-- Start of Entries supplied --
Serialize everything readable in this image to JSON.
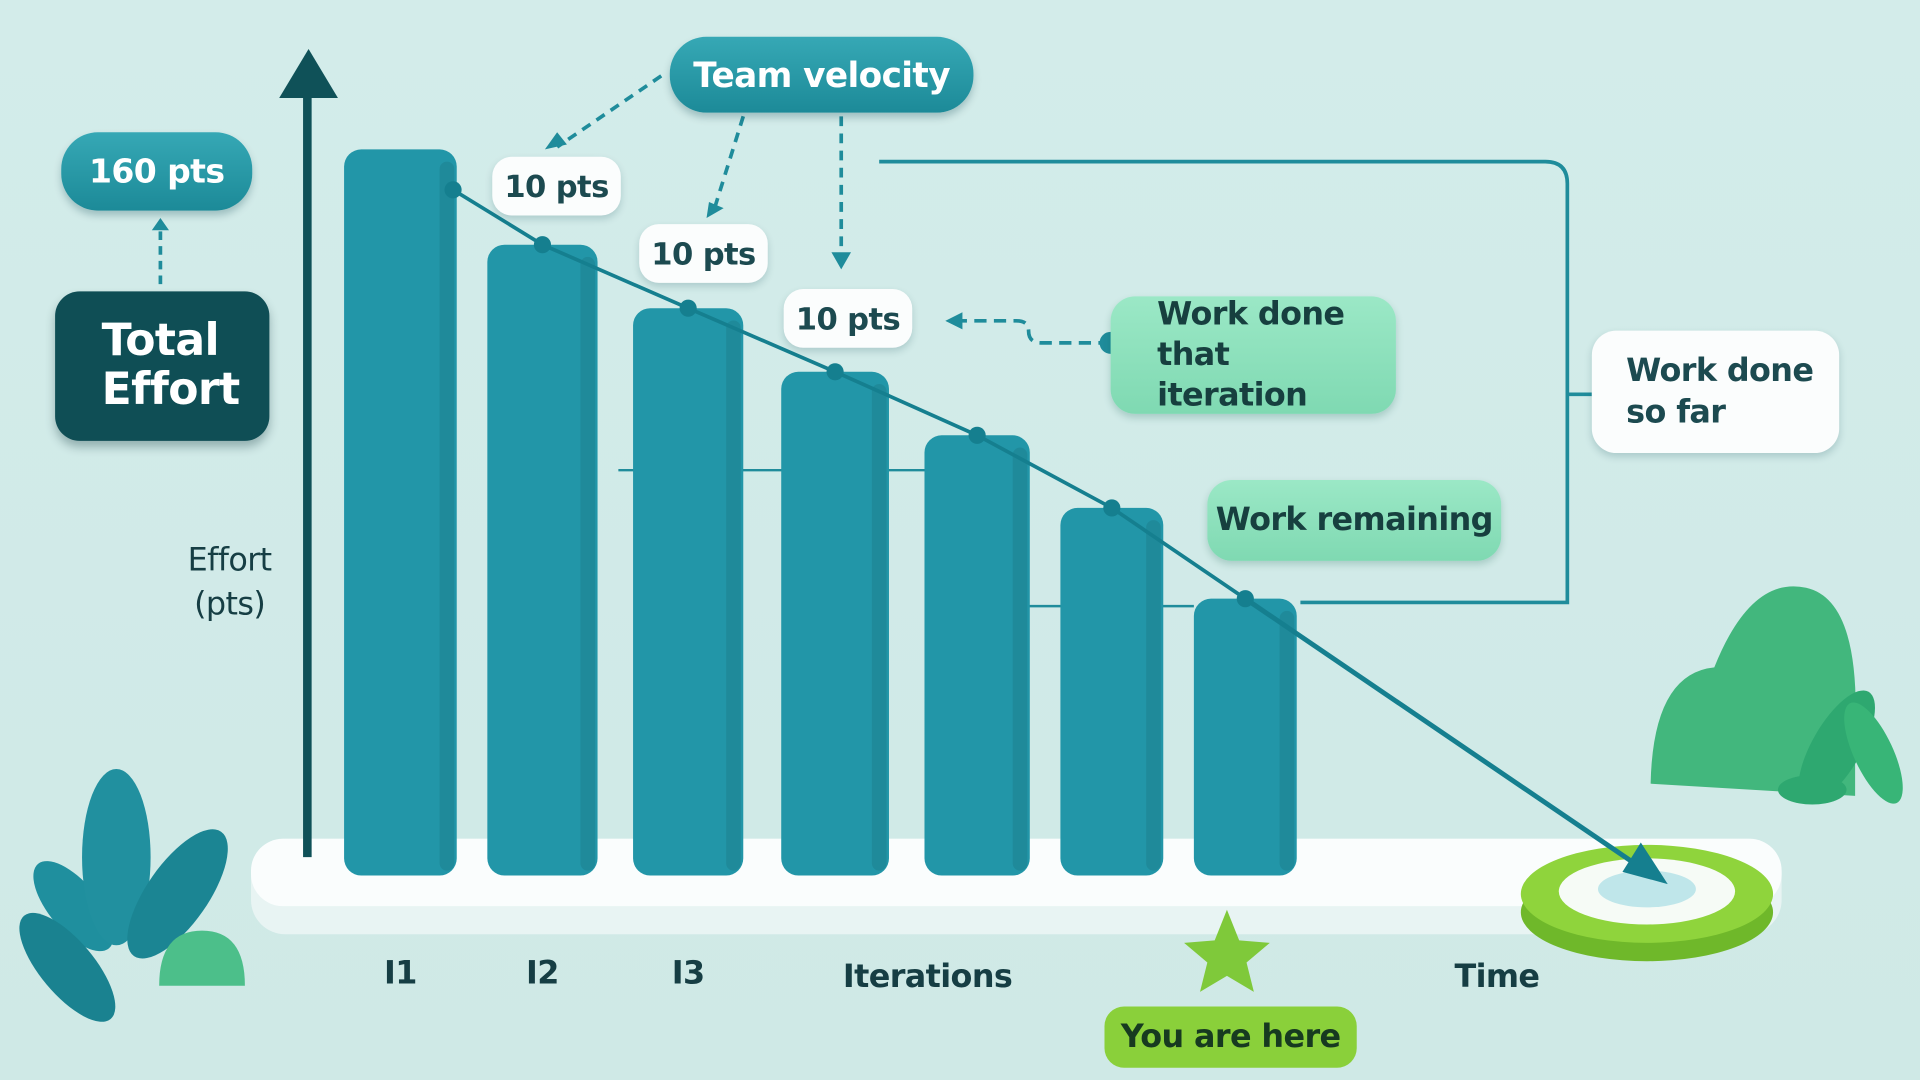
{
  "chart_data": {
    "type": "bar",
    "categories": [
      "I1",
      "I2",
      "I3",
      null,
      null,
      null,
      null
    ],
    "values": [
      160,
      139,
      125,
      111,
      97,
      81,
      61
    ],
    "color": "#2296a8",
    "line_color": "#157f8f",
    "ylim": [
      0,
      160
    ],
    "y_label": "Effort (pts)",
    "x_label": "Iterations",
    "time_label": "Time",
    "annotations": {
      "total_effort": "Total Effort",
      "total_points": "160 pts",
      "team_velocity": "Team velocity",
      "velocity_labels": [
        "10 pts",
        "10 pts",
        "10 pts"
      ],
      "work_done_iteration": "Work done that iteration",
      "work_done_so_far": "Work done so far",
      "work_remaining": "Work remaining",
      "you_are_here": "You are here"
    }
  }
}
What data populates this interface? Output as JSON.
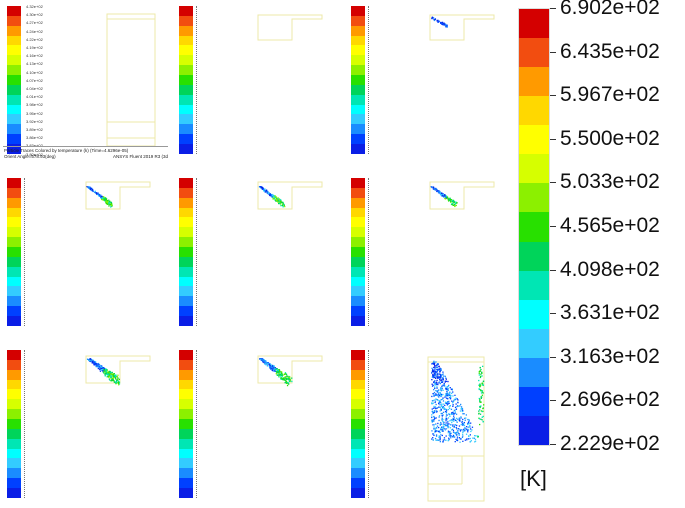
{
  "colorbar": {
    "colors": [
      "#d40000",
      "#f24d10",
      "#ff9a00",
      "#ffd800",
      "#ffff00",
      "#d6ff00",
      "#8cf000",
      "#28e000",
      "#00d45a",
      "#00e6b4",
      "#00ffff",
      "#33ccff",
      "#1a8cff",
      "#0040ff",
      "#0a1ee6"
    ],
    "labels": [
      "6.902e+02",
      "6.435e+02",
      "5.967e+02",
      "5.500e+02",
      "5.033e+02",
      "4.565e+02",
      "4.098e+02",
      "3.631e+02",
      "3.163e+02",
      "2.696e+02",
      "2.229e+02"
    ],
    "unit": "[K]"
  },
  "legend_small": {
    "labels": [
      "4.32e+02",
      "4.30e+02",
      "4.27e+02",
      "4.24e+02",
      "4.22e+02",
      "4.19e+02",
      "4.16e+02",
      "4.13e+02",
      "4.10e+02",
      "4.07e+02",
      "4.04e+02",
      "4.01e+02",
      "3.98e+02",
      "3.95e+02",
      "3.92e+02",
      "3.89e+02",
      "3.86e+02",
      "3.83e+02",
      "3.80e+02"
    ],
    "caption": "Particle Traces Colored by temperature (k)  (Time=4.6296e-05)",
    "view": "Orient Angle=578.93(deg)",
    "software": "ANSYS Fluent 2019 R3 (3d"
  },
  "panels": [
    {
      "id": 1,
      "spray": "none",
      "chamber": "full"
    },
    {
      "id": 2,
      "spray": "none"
    },
    {
      "id": 3,
      "spray": "tiny"
    },
    {
      "id": 4,
      "spray": "small"
    },
    {
      "id": 5,
      "spray": "small"
    },
    {
      "id": 6,
      "spray": "small"
    },
    {
      "id": 7,
      "spray": "medium"
    },
    {
      "id": 8,
      "spray": "medium"
    },
    {
      "id": 9,
      "spray": "full"
    }
  ]
}
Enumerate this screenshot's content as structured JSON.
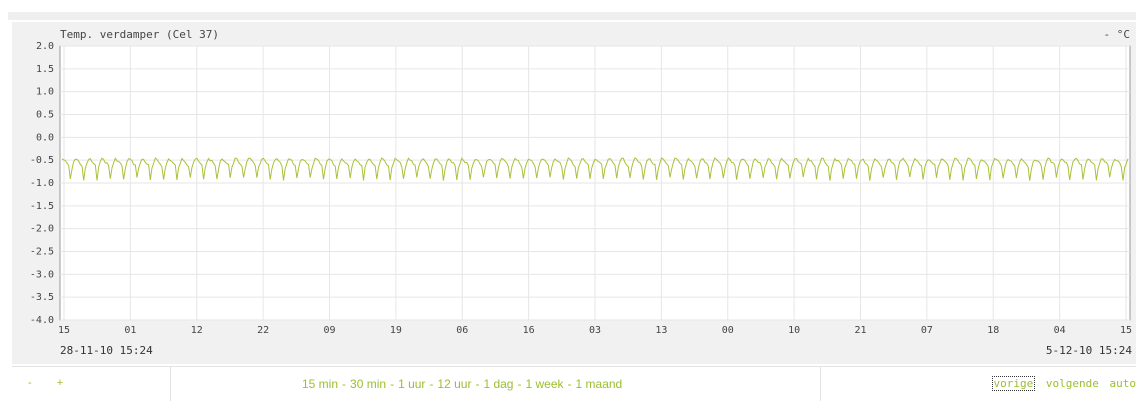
{
  "chart": {
    "title": "Temp. verdamper (Cel 37)",
    "unit": "- °C",
    "start_label": "28-11-10 15:24",
    "end_label": "5-12-10 15:24",
    "line_color": "#a8c23a"
  },
  "chart_data": {
    "type": "line",
    "title": "Temp. verdamper (Cel 37)",
    "ylabel": "- °C",
    "ylim": [
      -4.0,
      2.0
    ],
    "yticks": [
      "2.0",
      "1.5",
      "1.0",
      "0.5",
      "0.0",
      "-0.5",
      "-1.0",
      "-1.5",
      "-2.0",
      "-2.5",
      "-3.0",
      "-3.5",
      "-4.0"
    ],
    "xticks": [
      "15",
      "01",
      "12",
      "22",
      "09",
      "19",
      "06",
      "16",
      "03",
      "13",
      "00",
      "10",
      "21",
      "07",
      "18",
      "04",
      "15"
    ],
    "x_start": "28-11-10 15:24",
    "x_end": "5-12-10 15:24",
    "grid": true,
    "series": [
      {
        "pattern": "periodic defrost cycles",
        "cycles": 80,
        "baseline_max": -0.45,
        "baseline_min": -0.7,
        "dip_min": -0.95
      }
    ]
  },
  "footer": {
    "zoom_minus": "-",
    "zoom_plus": "+",
    "ranges": [
      "15 min",
      "30 min",
      "1 uur",
      "12 uur",
      "1 dag",
      "1 week",
      "1 maand"
    ],
    "nav": {
      "prev": "vorige",
      "next": "volgende",
      "auto": "auto"
    }
  }
}
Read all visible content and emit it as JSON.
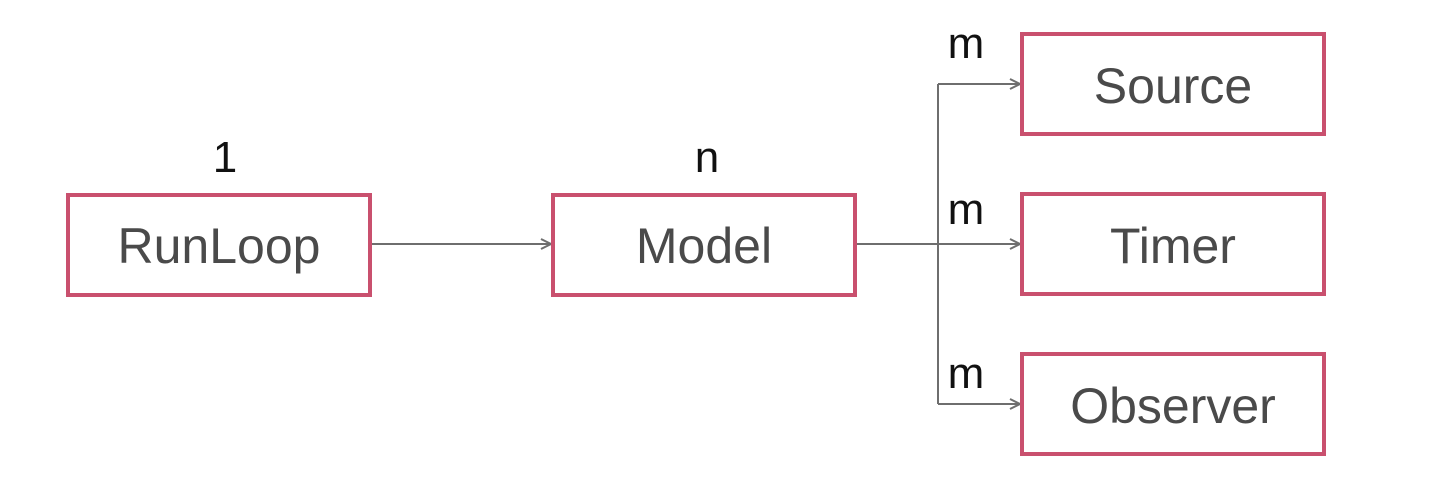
{
  "diagram": {
    "nodes": {
      "runloop": "RunLoop",
      "model": "Model",
      "source": "Source",
      "timer": "Timer",
      "observer": "Observer"
    },
    "multiplicities": {
      "runloop": "1",
      "model": "n",
      "source": "m",
      "timer": "m",
      "observer": "m"
    },
    "colors": {
      "box_border": "#c9506e",
      "node_text": "#4a4a4a",
      "edge": "#6e6e6e",
      "multiplicity_text": "#111111"
    }
  }
}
-- End of Entries supplied --
__Problem description__: Leave the pictures out, and please copy only the lines from the one with "Read all visible content and emit it as JSON." through the end of the listing.

__Task solution__:
Read all visible content and emit it as JSON.
{
  "diagram": {
    "nodes": {
      "runloop": "RunLoop",
      "model": "Model",
      "source": "Source",
      "timer": "Timer",
      "observer": "Observer"
    },
    "multiplicities": {
      "runloop": "1",
      "model": "n",
      "source": "m",
      "timer": "m",
      "observer": "m"
    },
    "colors": {
      "box_border": "#c9506e",
      "node_text": "#4a4a4a",
      "edge": "#6e6e6e",
      "multiplicity_text": "#111111"
    }
  }
}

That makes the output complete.